#### MATERIAL PROVIDED:
——
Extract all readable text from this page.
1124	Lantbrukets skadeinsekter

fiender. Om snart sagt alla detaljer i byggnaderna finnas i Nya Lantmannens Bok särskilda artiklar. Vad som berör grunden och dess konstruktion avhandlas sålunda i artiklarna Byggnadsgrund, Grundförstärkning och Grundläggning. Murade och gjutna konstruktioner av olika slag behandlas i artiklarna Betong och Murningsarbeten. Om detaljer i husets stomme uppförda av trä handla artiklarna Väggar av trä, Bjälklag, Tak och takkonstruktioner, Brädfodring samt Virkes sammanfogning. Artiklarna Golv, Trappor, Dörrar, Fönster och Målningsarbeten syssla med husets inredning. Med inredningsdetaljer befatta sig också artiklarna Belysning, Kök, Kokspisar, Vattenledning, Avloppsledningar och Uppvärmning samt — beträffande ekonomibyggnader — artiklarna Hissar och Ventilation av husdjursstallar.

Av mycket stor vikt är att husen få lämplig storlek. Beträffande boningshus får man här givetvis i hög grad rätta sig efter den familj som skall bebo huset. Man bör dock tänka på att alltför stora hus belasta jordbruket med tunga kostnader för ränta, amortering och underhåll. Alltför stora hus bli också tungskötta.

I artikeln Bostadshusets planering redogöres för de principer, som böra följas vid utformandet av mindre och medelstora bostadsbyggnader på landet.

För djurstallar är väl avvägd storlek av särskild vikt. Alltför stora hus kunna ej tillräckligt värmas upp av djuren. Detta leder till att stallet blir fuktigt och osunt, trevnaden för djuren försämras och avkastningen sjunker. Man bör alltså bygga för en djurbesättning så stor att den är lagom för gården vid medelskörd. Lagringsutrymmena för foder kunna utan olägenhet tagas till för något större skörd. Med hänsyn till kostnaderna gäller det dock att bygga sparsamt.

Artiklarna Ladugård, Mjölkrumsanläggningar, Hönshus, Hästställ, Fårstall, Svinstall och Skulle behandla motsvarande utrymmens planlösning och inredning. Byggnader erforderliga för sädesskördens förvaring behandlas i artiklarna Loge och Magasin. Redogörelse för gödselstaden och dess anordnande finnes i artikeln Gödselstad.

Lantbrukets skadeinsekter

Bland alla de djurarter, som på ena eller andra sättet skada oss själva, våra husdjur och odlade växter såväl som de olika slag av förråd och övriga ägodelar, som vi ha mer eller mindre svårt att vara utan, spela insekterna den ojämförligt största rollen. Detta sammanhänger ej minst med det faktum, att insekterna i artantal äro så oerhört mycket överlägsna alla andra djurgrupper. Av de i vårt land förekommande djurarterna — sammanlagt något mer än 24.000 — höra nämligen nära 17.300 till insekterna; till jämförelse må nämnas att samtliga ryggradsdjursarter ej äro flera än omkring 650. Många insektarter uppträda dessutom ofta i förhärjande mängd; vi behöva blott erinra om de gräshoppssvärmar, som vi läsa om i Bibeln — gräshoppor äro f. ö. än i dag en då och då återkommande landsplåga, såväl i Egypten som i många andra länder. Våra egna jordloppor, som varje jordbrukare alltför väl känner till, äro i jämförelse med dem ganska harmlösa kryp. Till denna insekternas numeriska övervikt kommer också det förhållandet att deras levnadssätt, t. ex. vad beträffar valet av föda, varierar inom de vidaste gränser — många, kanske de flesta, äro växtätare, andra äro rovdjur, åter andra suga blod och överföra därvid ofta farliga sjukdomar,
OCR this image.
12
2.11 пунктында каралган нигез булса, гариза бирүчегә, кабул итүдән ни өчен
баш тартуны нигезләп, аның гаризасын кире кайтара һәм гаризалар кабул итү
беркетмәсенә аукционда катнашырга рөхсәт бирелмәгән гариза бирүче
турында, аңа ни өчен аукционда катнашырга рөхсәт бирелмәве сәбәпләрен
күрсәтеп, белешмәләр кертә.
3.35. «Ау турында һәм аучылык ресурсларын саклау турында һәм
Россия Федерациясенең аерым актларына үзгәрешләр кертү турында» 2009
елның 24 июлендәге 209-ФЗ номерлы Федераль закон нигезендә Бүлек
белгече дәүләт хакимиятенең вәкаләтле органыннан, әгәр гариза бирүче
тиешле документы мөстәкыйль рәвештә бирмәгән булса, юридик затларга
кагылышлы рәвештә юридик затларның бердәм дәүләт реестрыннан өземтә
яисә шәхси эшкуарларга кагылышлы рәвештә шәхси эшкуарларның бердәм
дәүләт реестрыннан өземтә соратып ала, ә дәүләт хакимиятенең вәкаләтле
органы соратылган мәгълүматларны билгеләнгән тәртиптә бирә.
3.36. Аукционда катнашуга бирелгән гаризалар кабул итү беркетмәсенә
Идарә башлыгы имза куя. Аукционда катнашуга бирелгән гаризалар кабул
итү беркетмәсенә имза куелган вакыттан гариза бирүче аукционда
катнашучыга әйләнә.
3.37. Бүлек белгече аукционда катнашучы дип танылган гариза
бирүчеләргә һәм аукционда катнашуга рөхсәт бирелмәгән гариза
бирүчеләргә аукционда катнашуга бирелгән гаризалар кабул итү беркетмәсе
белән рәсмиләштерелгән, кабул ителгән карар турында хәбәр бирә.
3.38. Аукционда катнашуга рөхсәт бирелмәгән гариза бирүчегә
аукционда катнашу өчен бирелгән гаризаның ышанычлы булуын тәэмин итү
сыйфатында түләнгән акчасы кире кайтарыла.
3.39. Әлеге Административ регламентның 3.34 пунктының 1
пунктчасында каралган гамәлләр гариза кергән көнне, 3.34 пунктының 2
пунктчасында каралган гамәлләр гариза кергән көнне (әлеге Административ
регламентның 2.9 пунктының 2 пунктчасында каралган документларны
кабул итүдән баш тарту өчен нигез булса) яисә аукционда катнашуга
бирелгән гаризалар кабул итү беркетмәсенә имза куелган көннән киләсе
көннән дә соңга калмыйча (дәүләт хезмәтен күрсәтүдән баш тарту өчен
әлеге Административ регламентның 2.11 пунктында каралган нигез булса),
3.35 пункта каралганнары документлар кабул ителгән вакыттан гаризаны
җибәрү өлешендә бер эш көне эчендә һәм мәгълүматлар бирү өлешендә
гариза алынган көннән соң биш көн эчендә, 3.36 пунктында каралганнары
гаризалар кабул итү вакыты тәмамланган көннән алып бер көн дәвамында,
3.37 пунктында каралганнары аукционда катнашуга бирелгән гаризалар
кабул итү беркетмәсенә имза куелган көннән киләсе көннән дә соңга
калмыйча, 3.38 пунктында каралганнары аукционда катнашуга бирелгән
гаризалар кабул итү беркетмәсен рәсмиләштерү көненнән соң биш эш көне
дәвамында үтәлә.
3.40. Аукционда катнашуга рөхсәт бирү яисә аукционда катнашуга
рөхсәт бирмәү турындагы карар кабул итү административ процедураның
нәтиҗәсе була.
——
#### TASK BRIEF:
Return every entry verbatim.

#### EXERCISE RESPONSE:
Extract all readable text from this page.
1124	Lantbrukets skadeinsekter

fiender. Om snart sagt alla detaljer i byggnaderna finnas i Nya Lantmannens Bok särskilda artiklar. Vad som berör grunden och dess konstruktion avhandlas sålunda i artiklarna Byggnadsgrund, Grundförstärkning och Grundläggning. Murade och gjutna konstruktioner av olika slag behandlas i artiklarna Betong och Murningsarbeten. Om detaljer i husets stomme uppförda av trä handla artiklarna Väggar av trä, Bjälklag, Tak och takkonstruktioner, Brädfodring samt Virkes sammanfogning. Artiklarna Golv, Trappor, Dörrar, Fönster och Målningsarbeten syssla med husets inredning. Med inredningsdetaljer befatta sig också artiklarna Belysning, Kök, Kokspisar, Vattenledning, Avloppsledningar och Uppvärmning samt — beträffande ekonomibyggnader — artiklarna Hissar och Ventilation av husdjursstallar.

Av mycket stor vikt är att husen få lämplig storlek. Beträffande boningshus får man här givetvis i hög grad rätta sig efter den familj som skall bebo huset. Man bör dock tänka på att alltför stora hus belasta jordbruket med tunga kostnader för ränta, amortering och underhåll. Alltför stora hus bli också tungskötta.

I artikeln Bostadshusets planering redogöres för de principer, som böra följas vid utformandet av mindre och medelstora bostadsbyggnader på landet.

För djurstallar är väl avvägd storlek av särskild vikt. Alltför stora hus kunna ej tillräckligt värmas upp av djuren. Detta leder till att stallet blir fuktigt och osunt, trevnaden för djuren försämras och avkastningen sjunker. Man bör alltså bygga för en djurbesättning så stor att den är lagom för gården vid medelskörd. Lagringsutrymmena för foder kunna utan olägenhet tagas till för något större skörd. Med hänsyn till kostnaderna gäller det dock att bygga sparsamt.

Artiklarna Ladugård, Mjölkrumsanläggningar, Hönshus, Hästställ, Fårstall, Svinstall och Skulle behandla motsvarande utrymmens planlösning och inredning. Byggnader erforderliga för sädesskördens förvaring behandlas i artiklarna Loge och Magasin. Redogörelse för gödselstaden och dess anordnande finnes i artikeln Gödselstad.

Lantbrukets skadeinsekter

Bland alla de djurarter, som på ena eller andra sättet skada oss själva, våra husdjur och odlade växter såväl som de olika slag av förråd och övriga ägodelar, som vi ha mer eller mindre svårt att vara utan, spela insekterna den ojämförligt största rollen. Detta sammanhänger ej minst med det faktum, att insekterna i artantal äro så oerhört mycket överlägsna alla andra djurgrupper. Av de i vårt land förekommande djurarterna — sammanlagt något mer än 24.000 — höra nämligen nära 17.300 till insekterna; till jämförelse må nämnas att samtliga ryggradsdjursarter ej äro flera än omkring 650. Många insektarter uppträda dessutom ofta i förhärjande mängd; vi behöva blott erinra om de gräshoppssvärmar, som vi läsa om i Bibeln — gräshoppor äro f. ö. än i dag en då och då återkommande landsplåga, såväl i Egypten som i många andra länder. Våra egna jordloppor, som varje jordbrukare alltför väl känner till, äro i jämförelse med dem ganska harmlösa kryp. Till denna insekternas numeriska övervikt kommer också det förhållandet att deras levnadssätt, t. ex. vad beträffar valet av föda, varierar inom de vidaste gränser — många, kanske de flesta, äro växtätare, andra äro rovdjur, åter andra suga blod och överföra därvid ofta farliga sjukdomar,
OCR this image.
12
2.11 пунктында каралган нигез булса, гариза бирүчегә, кабул итүдән ни өчен
баш тартуны нигезләп, аның гаризасын кире кайтара һәм гаризалар кабул итү
беркетмәсенә аукционда катнашырга рөхсәт бирелмәгән гариза бирүче
турында, аңа ни өчен аукционда катнашырга рөхсәт бирелмәве сәбәпләрен
күрсәтеп, белешмәләр кертә.
3.35. «Ау турында һәм аучылык ресурсларын саклау турында һәм
Россия Федерациясенең аерым актларына үзгәрешләр кертү турында» 2009
елның 24 июлендәге 209-ФЗ номерлы Федераль закон нигезендә Бүлек
белгече дәүләт хакимиятенең вәкаләтле органыннан, әгәр гариза бирүче
тиешле документы мөстәкыйль рәвештә бирмәгән булса, юридик затларга
кагылышлы рәвештә юридик затларның бердәм дәүләт реестрыннан өземтә
яисә шәхси эшкуарларга кагылышлы рәвештә шәхси эшкуарларның бердәм
дәүләт реестрыннан өземтә соратып ала, ә дәүләт хакимиятенең вәкаләтле
органы соратылган мәгълүматларны билгеләнгән тәртиптә бирә.
3.36. Аукционда катнашуга бирелгән гаризалар кабул итү беркетмәсенә
Идарә башлыгы имза куя. Аукционда катнашуга бирелгән гаризалар кабул
итү беркетмәсенә имза куелган вакыттан гариза бирүче аукционда
катнашучыга әйләнә.
3.37. Бүлек белгече аукционда катнашучы дип танылган гариза
бирүчеләргә һәм аукционда катнашуга рөхсәт бирелмәгән гариза
бирүчеләргә аукционда катнашуга бирелгән гаризалар кабул итү беркетмәсе
белән рәсмиләштерелгән, кабул ителгән карар турында хәбәр бирә.
3.38. Аукционда катнашуга рөхсәт бирелмәгән гариза бирүчегә
аукционда катнашу өчен бирелгән гаризаның ышанычлы булуын тәэмин итү
сыйфатында түләнгән акчасы кире кайтарыла.
3.39. Әлеге Административ регламентның 3.34 пунктының 1
пунктчасында каралган гамәлләр гариза кергән көнне, 3.34 пунктының 2
пунктчасында каралган гамәлләр гариза кергән көнне (әлеге Административ
регламентның 2.9 пунктының 2 пунктчасында каралган документларны
кабул итүдән баш тарту өчен нигез булса) яисә аукционда катнашуга
бирелгән гаризалар кабул итү беркетмәсенә имза куелган көннән киләсе
көннән дә соңга калмыйча (дәүләт хезмәтен күрсәтүдән баш тарту өчен
әлеге Административ регламентның 2.11 пунктында каралган нигез булса),
3.35 пункта каралганнары документлар кабул ителгән вакыттан гаризаны
җибәрү өлешендә бер эш көне эчендә һәм мәгълүматлар бирү өлешендә
гариза алынган көннән соң биш көн эчендә, 3.36 пунктында каралганнары
гаризалар кабул итү вакыты тәмамланган көннән алып бер көн дәвамында,
3.37 пунктында каралганнары аукционда катнашуга бирелгән гаризалар
кабул итү беркетмәсенә имза куелган көннән киләсе көннән дә соңга
калмыйча, 3.38 пунктында каралганнары аукционда катнашуга бирелгән
гаризалар кабул итү беркетмәсен рәсмиләштерү көненнән соң биш эш көне
дәвамында үтәлә.
3.40. Аукционда катнашуга рөхсәт бирү яисә аукционда катнашуга
рөхсәт бирмәү турындагы карар кабул итү административ процедураның
нәтиҗәсе була.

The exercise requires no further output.